_Written problem_. Count the lines in the entries below that contain the string "lower", matching case exactly, and reply with only that number.

_Stored rows_.
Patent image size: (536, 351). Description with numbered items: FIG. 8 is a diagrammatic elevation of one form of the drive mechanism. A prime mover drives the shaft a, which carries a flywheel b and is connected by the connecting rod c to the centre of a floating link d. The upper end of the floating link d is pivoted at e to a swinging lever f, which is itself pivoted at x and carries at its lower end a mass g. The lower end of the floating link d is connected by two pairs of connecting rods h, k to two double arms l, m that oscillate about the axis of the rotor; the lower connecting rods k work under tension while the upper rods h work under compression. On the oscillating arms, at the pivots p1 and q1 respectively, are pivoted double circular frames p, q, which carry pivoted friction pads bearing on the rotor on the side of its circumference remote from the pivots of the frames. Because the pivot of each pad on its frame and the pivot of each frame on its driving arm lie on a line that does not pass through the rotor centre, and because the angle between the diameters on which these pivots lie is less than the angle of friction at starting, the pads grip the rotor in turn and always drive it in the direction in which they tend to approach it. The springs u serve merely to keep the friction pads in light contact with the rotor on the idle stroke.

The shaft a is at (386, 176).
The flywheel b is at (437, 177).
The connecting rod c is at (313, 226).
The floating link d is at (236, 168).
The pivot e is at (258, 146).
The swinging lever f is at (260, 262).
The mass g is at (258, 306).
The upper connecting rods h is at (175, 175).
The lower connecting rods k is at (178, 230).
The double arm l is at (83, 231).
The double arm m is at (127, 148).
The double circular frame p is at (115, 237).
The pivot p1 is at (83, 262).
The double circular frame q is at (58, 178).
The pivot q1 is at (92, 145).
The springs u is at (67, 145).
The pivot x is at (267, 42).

_Result below_. 2